Reproduce all entries word for word.

--- Given entries ---

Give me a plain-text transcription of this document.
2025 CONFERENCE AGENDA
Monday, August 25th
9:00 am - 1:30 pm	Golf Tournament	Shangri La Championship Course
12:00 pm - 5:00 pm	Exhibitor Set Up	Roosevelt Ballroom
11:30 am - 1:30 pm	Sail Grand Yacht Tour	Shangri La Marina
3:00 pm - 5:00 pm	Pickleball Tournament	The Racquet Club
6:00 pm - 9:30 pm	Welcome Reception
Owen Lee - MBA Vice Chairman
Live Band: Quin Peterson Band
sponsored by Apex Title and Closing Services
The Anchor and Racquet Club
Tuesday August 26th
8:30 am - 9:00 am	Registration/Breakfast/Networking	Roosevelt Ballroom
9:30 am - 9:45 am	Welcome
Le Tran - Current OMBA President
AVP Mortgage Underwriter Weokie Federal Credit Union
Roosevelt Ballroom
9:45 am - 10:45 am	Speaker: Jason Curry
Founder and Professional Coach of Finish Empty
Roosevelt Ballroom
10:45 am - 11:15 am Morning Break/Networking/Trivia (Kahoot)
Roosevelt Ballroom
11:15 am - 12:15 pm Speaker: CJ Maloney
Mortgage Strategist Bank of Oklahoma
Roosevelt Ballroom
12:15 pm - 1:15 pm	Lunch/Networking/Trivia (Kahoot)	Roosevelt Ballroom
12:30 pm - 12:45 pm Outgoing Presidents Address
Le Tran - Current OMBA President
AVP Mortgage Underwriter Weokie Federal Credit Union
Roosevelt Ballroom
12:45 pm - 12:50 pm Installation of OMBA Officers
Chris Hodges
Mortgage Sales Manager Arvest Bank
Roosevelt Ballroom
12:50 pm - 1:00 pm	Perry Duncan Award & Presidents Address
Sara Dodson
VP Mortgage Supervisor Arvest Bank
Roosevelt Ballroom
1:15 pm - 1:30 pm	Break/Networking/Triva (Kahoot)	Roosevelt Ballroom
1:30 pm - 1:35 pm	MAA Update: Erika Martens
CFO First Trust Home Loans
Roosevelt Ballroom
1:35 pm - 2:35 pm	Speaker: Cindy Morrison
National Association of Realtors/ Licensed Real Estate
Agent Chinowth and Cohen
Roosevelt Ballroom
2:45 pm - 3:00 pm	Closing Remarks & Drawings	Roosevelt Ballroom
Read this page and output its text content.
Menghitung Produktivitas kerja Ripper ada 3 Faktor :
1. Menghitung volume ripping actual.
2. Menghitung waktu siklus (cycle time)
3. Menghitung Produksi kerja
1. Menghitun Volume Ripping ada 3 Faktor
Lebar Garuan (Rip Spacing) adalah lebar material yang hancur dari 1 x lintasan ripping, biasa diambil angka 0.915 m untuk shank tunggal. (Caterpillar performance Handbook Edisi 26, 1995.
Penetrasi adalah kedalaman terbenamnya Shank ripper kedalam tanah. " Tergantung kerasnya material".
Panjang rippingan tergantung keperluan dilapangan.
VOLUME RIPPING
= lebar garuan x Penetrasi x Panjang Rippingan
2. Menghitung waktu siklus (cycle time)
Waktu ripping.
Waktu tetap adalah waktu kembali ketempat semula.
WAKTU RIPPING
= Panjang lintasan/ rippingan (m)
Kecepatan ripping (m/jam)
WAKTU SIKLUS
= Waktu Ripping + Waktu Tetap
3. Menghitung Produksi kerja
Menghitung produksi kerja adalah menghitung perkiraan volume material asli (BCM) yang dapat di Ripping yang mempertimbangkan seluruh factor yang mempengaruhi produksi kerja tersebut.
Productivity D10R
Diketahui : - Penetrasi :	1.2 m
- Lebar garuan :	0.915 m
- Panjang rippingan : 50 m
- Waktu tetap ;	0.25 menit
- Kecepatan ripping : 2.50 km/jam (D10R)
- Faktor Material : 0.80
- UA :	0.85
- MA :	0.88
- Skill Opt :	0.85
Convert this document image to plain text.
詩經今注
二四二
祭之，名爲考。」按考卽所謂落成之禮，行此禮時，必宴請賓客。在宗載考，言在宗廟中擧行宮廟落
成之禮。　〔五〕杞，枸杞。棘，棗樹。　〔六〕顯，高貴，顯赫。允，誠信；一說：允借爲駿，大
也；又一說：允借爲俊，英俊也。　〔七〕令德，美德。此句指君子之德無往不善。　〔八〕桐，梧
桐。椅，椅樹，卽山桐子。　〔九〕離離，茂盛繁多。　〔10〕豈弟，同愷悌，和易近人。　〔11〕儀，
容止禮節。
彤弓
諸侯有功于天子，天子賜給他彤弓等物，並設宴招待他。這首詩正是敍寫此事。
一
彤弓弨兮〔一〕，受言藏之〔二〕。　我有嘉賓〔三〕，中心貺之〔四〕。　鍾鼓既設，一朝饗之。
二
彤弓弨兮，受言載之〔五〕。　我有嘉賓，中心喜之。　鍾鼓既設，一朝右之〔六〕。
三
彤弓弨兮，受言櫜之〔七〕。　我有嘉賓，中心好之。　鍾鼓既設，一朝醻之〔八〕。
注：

---

Answer for this exercise ->
Give me a plain-text transcription of this document.
2025 CONFERENCE AGENDA
Monday, August 25th
9:00 am - 1:30 pm	Golf Tournament	Shangri La Championship Course
12:00 pm - 5:00 pm	Exhibitor Set Up	Roosevelt Ballroom
11:30 am - 1:30 pm	Sail Grand Yacht Tour	Shangri La Marina
3:00 pm - 5:00 pm	Pickleball Tournament	The Racquet Club
6:00 pm - 9:30 pm	Welcome Reception
Owen Lee - MBA Vice Chairman
Live Band: Quin Peterson Band
sponsored by Apex Title and Closing Services
The Anchor and Racquet Club
Tuesday August 26th
8:30 am - 9:00 am	Registration/Breakfast/Networking	Roosevelt Ballroom
9:30 am - 9:45 am	Welcome
Le Tran - Current OMBA President
AVP Mortgage Underwriter Weokie Federal Credit Union
Roosevelt Ballroom
9:45 am - 10:45 am	Speaker: Jason Curry
Founder and Professional Coach of Finish Empty
Roosevelt Ballroom
10:45 am - 11:15 am Morning Break/Networking/Trivia (Kahoot)
Roosevelt Ballroom
11:15 am - 12:15 pm Speaker: CJ Maloney
Mortgage Strategist Bank of Oklahoma
Roosevelt Ballroom
12:15 pm - 1:15 pm	Lunch/Networking/Trivia (Kahoot)	Roosevelt Ballroom
12:30 pm - 12:45 pm Outgoing Presidents Address
Le Tran - Current OMBA President
AVP Mortgage Underwriter Weokie Federal Credit Union
Roosevelt Ballroom
12:45 pm - 12:50 pm Installation of OMBA Officers
Chris Hodges
Mortgage Sales Manager Arvest Bank
Roosevelt Ballroom
12:50 pm - 1:00 pm	Perry Duncan Award & Presidents Address
Sara Dodson
VP Mortgage Supervisor Arvest Bank
Roosevelt Ballroom
1:15 pm - 1:30 pm	Break/Networking/Triva (Kahoot)	Roosevelt Ballroom
1:30 pm - 1:35 pm	MAA Update: Erika Martens
CFO First Trust Home Loans
Roosevelt Ballroom
1:35 pm - 2:35 pm	Speaker: Cindy Morrison
National Association of Realtors/ Licensed Real Estate
Agent Chinowth and Cohen
Roosevelt Ballroom
2:45 pm - 3:00 pm	Closing Remarks & Drawings	Roosevelt Ballroom
Read this page and output its text content.
Menghitung Produktivitas kerja Ripper ada 3 Faktor :
1. Menghitung volume ripping actual.
2. Menghitung waktu siklus (cycle time)
3. Menghitung Produksi kerja
1. Menghitun Volume Ripping ada 3 Faktor
Lebar Garuan (Rip Spacing) adalah lebar material yang hancur dari 1 x lintasan ripping, biasa diambil angka 0.915 m untuk shank tunggal. (Caterpillar performance Handbook Edisi 26, 1995.
Penetrasi adalah kedalaman terbenamnya Shank ripper kedalam tanah. " Tergantung kerasnya material".
Panjang rippingan tergantung keperluan dilapangan.
VOLUME RIPPING
= lebar garuan x Penetrasi x Panjang Rippingan
2. Menghitung waktu siklus (cycle time)
Waktu ripping.
Waktu tetap adalah waktu kembali ketempat semula.
WAKTU RIPPING
= Panjang lintasan/ rippingan (m)
Kecepatan ripping (m/jam)
WAKTU SIKLUS
= Waktu Ripping + Waktu Tetap
3. Menghitung Produksi kerja
Menghitung produksi kerja adalah menghitung perkiraan volume material asli (BCM) yang dapat di Ripping yang mempertimbangkan seluruh factor yang mempengaruhi produksi kerja tersebut.
Productivity D10R
Diketahui : - Penetrasi :	1.2 m
- Lebar garuan :	0.915 m
- Panjang rippingan : 50 m
- Waktu tetap ;	0.25 menit
- Kecepatan ripping : 2.50 km/jam (D10R)
- Faktor Material : 0.80
- UA :	0.85
- MA :	0.88
- Skill Opt :	0.85
Convert this document image to plain text.
詩經今注
二四二
祭之，名爲考。」按考卽所謂落成之禮，行此禮時，必宴請賓客。在宗載考，言在宗廟中擧行宮廟落
成之禮。　〔五〕杞，枸杞。棘，棗樹。　〔六〕顯，高貴，顯赫。允，誠信；一說：允借爲駿，大
也；又一說：允借爲俊，英俊也。　〔七〕令德，美德。此句指君子之德無往不善。　〔八〕桐，梧
桐。椅，椅樹，卽山桐子。　〔九〕離離，茂盛繁多。　〔10〕豈弟，同愷悌，和易近人。　〔11〕儀，
容止禮節。
彤弓
諸侯有功于天子，天子賜給他彤弓等物，並設宴招待他。這首詩正是敍寫此事。
一
彤弓弨兮〔一〕，受言藏之〔二〕。　我有嘉賓〔三〕，中心貺之〔四〕。　鍾鼓既設，一朝饗之。
二
彤弓弨兮，受言載之〔五〕。　我有嘉賓，中心喜之。　鍾鼓既設，一朝右之〔六〕。
三
彤弓弨兮，受言櫜之〔七〕。　我有嘉賓，中心好之。　鍾鼓既設，一朝醻之〔八〕。
注：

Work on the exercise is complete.